_The data_
⁂
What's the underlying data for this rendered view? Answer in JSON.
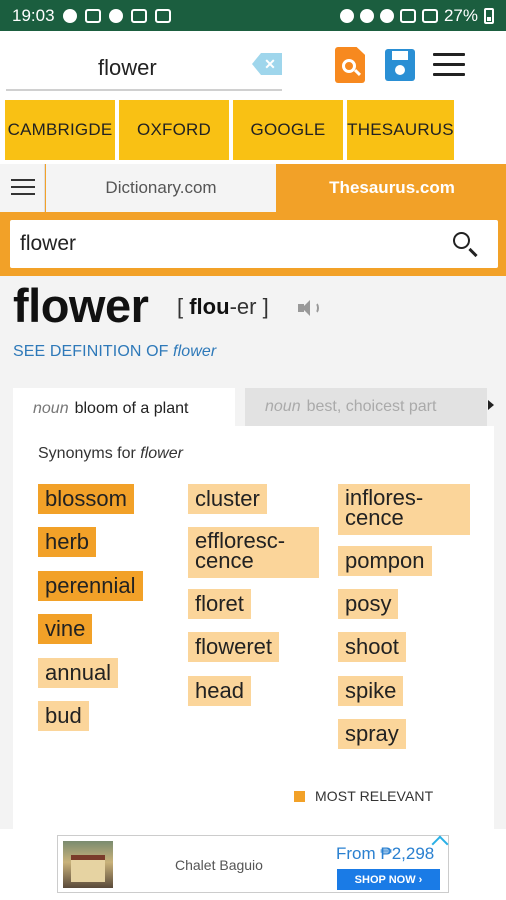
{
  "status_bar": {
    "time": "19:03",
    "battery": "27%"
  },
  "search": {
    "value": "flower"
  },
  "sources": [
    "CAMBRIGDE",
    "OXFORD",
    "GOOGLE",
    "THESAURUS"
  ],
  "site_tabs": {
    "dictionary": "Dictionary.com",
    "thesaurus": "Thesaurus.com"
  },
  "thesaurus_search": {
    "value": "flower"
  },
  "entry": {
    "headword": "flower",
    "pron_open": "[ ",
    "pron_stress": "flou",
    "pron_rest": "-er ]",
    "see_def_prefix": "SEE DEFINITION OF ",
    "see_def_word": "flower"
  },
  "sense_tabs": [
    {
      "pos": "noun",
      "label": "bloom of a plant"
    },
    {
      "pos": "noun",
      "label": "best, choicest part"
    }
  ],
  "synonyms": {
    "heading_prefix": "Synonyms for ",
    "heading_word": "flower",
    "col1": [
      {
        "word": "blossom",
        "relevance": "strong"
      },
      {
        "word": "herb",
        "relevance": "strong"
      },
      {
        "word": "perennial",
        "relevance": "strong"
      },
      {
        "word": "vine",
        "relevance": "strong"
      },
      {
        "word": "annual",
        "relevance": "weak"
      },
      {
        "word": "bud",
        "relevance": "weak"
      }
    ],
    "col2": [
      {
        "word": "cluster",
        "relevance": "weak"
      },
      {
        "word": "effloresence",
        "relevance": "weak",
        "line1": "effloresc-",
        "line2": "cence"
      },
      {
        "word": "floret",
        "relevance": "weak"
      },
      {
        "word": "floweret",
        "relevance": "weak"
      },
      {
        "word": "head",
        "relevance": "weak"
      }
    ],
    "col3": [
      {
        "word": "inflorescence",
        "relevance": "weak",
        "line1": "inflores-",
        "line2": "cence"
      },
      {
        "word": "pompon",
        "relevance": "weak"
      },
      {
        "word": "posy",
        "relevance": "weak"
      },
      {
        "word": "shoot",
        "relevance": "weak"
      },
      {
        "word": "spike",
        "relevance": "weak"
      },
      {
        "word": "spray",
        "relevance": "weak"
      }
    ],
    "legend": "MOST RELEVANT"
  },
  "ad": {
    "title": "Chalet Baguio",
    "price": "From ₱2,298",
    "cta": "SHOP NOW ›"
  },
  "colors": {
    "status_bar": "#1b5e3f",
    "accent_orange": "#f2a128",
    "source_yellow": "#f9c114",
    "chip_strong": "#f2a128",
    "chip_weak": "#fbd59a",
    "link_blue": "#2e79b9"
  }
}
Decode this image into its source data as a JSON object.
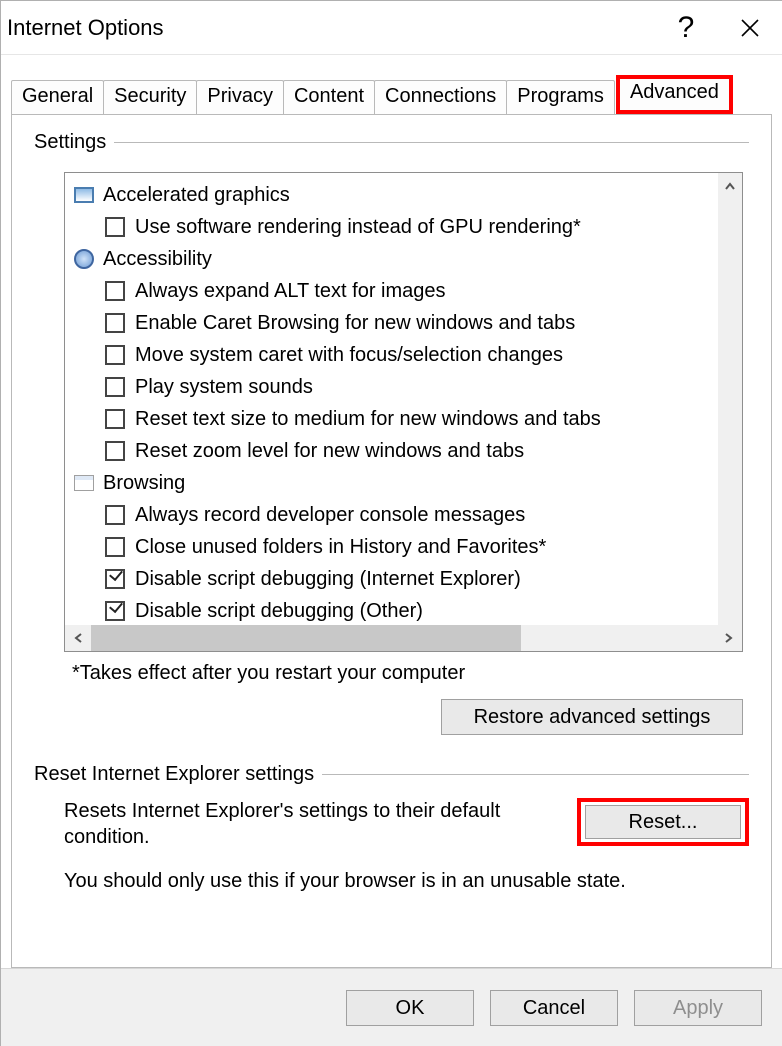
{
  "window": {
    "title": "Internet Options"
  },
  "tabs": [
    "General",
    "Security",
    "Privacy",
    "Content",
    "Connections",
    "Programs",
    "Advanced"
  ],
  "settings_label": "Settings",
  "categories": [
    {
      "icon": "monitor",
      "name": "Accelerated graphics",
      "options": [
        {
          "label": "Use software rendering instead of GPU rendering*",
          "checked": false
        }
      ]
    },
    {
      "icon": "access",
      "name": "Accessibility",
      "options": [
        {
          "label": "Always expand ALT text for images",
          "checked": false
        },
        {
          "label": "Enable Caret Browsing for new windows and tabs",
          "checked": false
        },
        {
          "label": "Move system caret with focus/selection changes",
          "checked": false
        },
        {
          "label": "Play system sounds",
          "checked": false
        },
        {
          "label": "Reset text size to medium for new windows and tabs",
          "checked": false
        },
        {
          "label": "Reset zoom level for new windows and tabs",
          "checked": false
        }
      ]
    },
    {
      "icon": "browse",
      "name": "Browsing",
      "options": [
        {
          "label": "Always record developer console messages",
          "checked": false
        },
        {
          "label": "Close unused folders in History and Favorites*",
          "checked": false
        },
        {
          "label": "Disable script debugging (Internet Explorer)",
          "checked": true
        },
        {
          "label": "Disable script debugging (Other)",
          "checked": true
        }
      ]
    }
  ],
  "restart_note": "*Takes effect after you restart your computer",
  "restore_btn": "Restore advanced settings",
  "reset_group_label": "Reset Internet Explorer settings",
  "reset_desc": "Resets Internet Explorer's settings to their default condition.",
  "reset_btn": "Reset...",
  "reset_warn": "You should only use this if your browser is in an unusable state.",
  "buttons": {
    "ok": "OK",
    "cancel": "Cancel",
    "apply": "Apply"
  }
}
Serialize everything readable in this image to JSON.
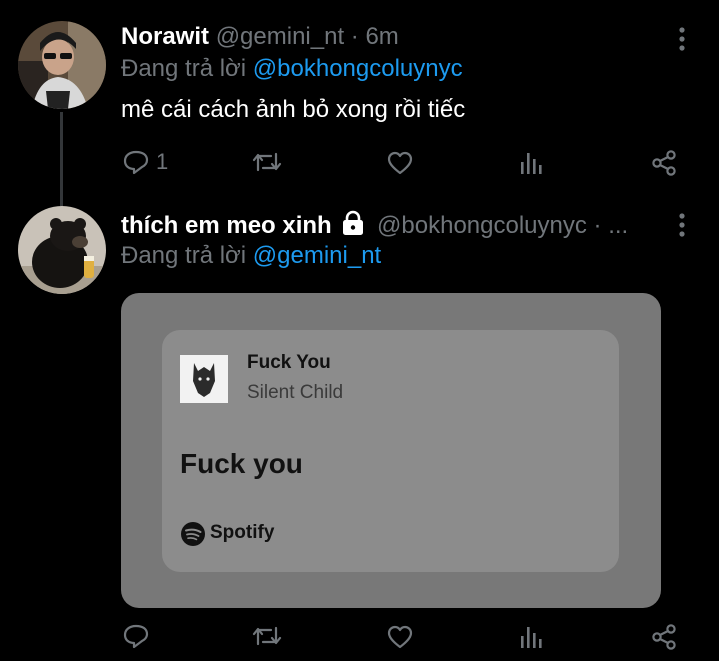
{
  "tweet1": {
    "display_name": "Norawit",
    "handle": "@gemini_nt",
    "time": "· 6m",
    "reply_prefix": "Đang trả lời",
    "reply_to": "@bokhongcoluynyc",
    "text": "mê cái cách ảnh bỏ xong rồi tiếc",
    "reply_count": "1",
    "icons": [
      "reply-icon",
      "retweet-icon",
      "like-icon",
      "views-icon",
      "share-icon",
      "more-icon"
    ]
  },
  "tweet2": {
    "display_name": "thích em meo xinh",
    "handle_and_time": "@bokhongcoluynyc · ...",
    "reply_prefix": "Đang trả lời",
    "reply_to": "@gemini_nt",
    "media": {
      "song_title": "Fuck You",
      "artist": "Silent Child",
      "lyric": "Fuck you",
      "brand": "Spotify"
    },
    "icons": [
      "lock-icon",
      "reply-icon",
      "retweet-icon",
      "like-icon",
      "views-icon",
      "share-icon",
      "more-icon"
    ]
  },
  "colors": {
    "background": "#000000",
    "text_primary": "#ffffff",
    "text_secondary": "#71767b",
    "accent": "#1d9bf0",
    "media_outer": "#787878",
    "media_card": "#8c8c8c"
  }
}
⁂
_What to produce_
Show all lines from the data above in which the word "JSON" appears.

_Complete output_
What's the underlying data for this rendered view? Answer in JSON.
Decode this image into its source data as a JSON object.
Serialize everything readable in this image to JSON.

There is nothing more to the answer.